>> START MATERIALS PROVIDED

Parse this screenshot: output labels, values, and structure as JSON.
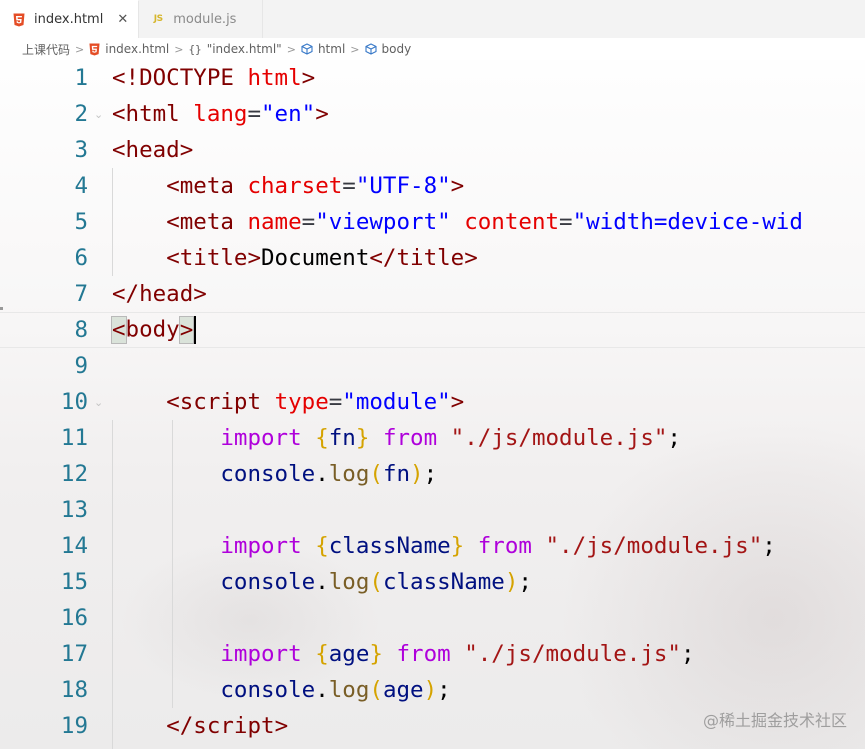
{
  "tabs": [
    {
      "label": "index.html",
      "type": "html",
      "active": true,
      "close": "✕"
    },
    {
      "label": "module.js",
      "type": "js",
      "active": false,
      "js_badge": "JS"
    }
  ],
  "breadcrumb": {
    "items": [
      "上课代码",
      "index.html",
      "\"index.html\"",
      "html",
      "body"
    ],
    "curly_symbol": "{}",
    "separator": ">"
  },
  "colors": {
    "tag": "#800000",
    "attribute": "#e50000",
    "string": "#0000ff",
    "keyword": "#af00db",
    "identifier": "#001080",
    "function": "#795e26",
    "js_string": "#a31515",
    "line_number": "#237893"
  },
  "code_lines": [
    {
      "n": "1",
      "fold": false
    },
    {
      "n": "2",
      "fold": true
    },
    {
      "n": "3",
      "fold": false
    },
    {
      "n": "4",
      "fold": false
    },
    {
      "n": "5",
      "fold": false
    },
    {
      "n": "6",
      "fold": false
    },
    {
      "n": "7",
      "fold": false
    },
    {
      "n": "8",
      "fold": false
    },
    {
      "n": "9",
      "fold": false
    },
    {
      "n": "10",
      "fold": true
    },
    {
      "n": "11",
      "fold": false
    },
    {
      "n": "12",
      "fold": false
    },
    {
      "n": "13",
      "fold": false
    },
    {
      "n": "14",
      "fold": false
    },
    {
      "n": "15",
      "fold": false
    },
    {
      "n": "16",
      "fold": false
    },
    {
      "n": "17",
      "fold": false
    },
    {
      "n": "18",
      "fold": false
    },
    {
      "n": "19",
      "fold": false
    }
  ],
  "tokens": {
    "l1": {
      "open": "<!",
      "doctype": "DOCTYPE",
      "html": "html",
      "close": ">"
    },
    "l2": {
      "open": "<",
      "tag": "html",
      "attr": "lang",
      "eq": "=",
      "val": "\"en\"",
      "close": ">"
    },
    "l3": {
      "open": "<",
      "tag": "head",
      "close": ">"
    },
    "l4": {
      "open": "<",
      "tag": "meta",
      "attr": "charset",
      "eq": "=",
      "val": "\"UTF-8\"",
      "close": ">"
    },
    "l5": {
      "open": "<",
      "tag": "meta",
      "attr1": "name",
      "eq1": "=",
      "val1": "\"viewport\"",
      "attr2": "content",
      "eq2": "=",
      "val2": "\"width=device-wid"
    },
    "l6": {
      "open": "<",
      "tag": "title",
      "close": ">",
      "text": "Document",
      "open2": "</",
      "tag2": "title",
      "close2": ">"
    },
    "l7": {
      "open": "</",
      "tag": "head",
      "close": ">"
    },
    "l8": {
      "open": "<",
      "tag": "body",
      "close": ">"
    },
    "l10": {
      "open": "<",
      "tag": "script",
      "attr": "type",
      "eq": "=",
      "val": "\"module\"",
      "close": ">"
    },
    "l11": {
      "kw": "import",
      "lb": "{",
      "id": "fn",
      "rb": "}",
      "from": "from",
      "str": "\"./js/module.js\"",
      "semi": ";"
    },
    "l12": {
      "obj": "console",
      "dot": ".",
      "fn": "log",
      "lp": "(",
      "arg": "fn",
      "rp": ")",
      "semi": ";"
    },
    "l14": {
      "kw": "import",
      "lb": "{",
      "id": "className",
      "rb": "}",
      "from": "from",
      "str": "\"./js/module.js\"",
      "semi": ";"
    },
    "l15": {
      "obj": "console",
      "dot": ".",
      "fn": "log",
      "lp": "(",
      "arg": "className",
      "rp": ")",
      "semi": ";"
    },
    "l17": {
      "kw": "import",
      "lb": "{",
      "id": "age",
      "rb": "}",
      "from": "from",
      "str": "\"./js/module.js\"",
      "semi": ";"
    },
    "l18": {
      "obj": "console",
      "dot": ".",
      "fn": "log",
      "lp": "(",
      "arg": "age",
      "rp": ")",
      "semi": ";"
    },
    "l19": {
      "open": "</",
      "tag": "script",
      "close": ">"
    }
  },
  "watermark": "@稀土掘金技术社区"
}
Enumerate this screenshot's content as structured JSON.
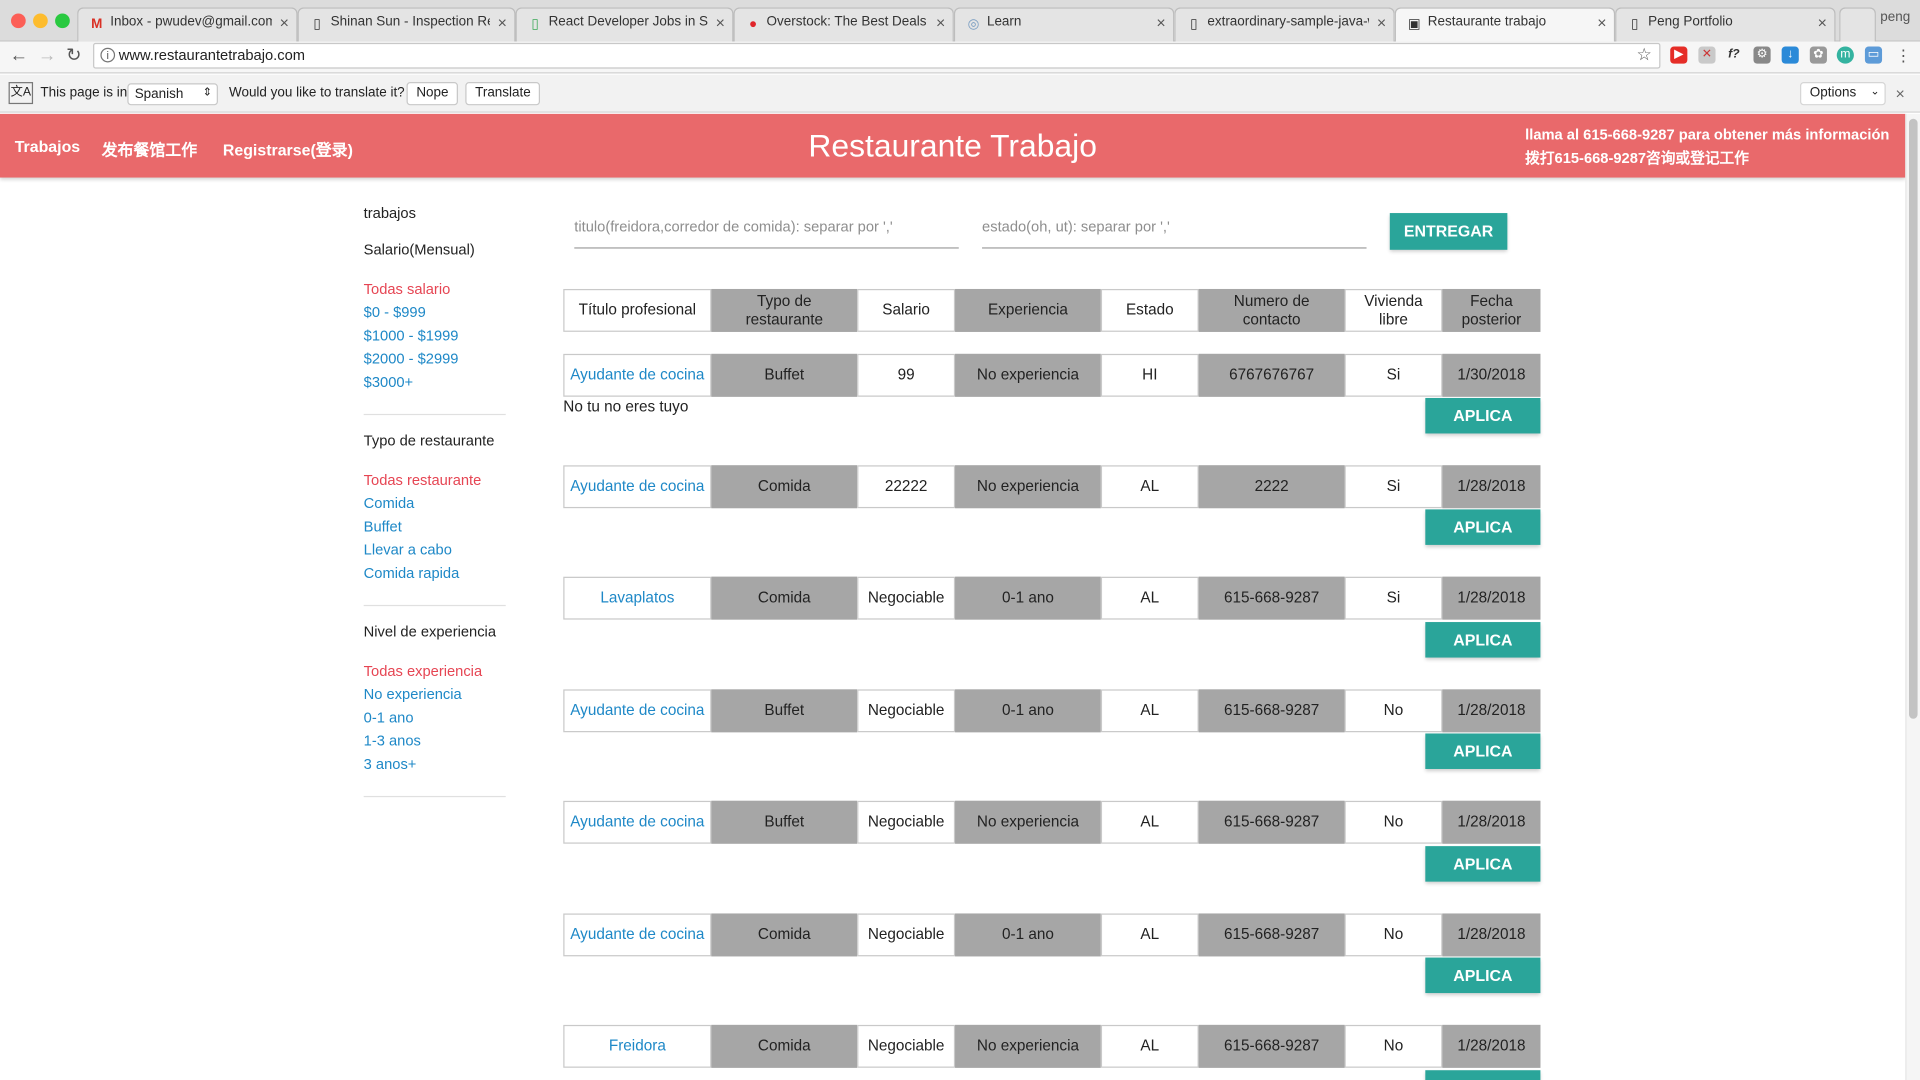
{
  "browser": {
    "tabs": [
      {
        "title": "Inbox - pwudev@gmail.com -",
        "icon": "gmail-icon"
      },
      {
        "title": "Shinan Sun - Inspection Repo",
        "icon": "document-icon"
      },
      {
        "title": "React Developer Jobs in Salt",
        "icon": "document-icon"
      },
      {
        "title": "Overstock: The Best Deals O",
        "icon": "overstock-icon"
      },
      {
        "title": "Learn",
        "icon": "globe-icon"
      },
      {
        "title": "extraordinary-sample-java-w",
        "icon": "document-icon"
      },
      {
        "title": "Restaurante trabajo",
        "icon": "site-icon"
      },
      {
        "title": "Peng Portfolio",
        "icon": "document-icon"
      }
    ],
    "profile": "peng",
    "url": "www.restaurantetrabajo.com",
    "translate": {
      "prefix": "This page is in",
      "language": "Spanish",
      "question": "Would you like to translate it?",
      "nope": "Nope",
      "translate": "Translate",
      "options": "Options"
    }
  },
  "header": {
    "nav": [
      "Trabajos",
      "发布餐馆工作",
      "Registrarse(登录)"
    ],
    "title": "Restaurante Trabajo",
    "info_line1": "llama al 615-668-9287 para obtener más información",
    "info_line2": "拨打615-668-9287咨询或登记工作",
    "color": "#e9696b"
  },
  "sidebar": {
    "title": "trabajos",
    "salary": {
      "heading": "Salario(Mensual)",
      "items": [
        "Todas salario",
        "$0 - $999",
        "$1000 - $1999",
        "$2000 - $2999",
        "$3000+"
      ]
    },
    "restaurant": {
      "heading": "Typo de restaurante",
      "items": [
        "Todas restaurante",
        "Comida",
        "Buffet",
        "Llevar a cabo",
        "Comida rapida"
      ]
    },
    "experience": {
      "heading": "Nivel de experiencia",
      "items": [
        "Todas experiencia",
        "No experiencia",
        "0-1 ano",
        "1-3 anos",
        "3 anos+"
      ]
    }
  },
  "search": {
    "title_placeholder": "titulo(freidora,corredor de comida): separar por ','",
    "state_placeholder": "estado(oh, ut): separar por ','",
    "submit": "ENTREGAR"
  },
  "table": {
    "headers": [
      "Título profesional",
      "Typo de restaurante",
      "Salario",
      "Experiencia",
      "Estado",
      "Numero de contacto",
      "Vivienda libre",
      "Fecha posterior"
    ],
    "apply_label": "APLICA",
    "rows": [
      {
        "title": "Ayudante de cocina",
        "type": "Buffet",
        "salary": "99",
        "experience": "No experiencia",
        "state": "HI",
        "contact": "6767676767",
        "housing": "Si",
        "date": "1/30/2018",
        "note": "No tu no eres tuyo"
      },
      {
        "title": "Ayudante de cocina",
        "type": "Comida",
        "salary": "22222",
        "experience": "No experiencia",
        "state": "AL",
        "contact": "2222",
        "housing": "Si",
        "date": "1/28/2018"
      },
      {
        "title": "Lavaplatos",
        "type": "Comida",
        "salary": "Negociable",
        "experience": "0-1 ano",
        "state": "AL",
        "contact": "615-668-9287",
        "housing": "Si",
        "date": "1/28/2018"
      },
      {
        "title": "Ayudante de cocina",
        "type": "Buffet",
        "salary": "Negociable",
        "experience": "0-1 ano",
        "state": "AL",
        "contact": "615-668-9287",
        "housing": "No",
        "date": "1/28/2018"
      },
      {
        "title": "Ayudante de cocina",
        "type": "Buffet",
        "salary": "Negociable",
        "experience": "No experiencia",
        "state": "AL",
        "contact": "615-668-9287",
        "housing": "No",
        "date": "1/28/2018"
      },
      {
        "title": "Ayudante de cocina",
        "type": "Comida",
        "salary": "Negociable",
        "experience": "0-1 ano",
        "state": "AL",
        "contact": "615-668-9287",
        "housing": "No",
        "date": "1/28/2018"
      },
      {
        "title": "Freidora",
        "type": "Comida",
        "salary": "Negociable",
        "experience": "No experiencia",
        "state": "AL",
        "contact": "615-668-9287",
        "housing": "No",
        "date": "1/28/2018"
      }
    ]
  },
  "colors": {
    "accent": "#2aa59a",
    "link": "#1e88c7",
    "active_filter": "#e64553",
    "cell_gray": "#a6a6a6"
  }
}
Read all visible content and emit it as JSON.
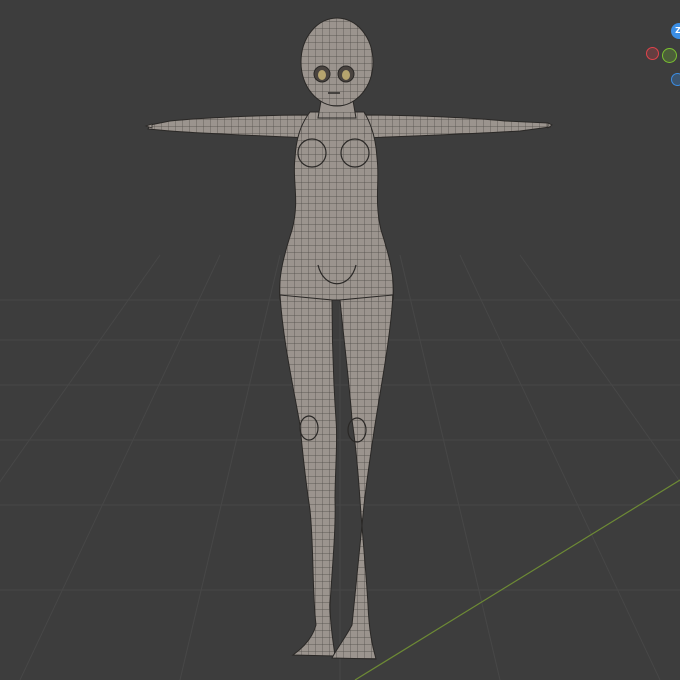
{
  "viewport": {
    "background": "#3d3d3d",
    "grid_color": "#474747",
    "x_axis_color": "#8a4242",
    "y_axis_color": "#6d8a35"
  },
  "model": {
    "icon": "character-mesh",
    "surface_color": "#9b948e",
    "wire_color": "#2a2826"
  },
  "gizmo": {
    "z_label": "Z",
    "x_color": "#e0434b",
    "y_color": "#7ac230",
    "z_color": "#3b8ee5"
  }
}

>> END MATERIALS PROVIDED

▸ AIM OF THE EXERCISE
Take the line that contains "Read all visible content and emit it as JSON." as the first and the last line of the records as the end, and please quote those lines exactly, pictures omitted.

▸ CORRECT ANSWER
Read all visible content and emit it as JSON.
{
  "viewport": {
    "background": "#3d3d3d",
    "grid_color": "#474747",
    "x_axis_color": "#8a4242",
    "y_axis_color": "#6d8a35"
  },
  "model": {
    "icon": "character-mesh",
    "surface_color": "#9b948e",
    "wire_color": "#2a2826"
  },
  "gizmo": {
    "z_label": "Z",
    "x_color": "#e0434b",
    "y_color": "#7ac230",
    "z_color": "#3b8ee5"
  }
}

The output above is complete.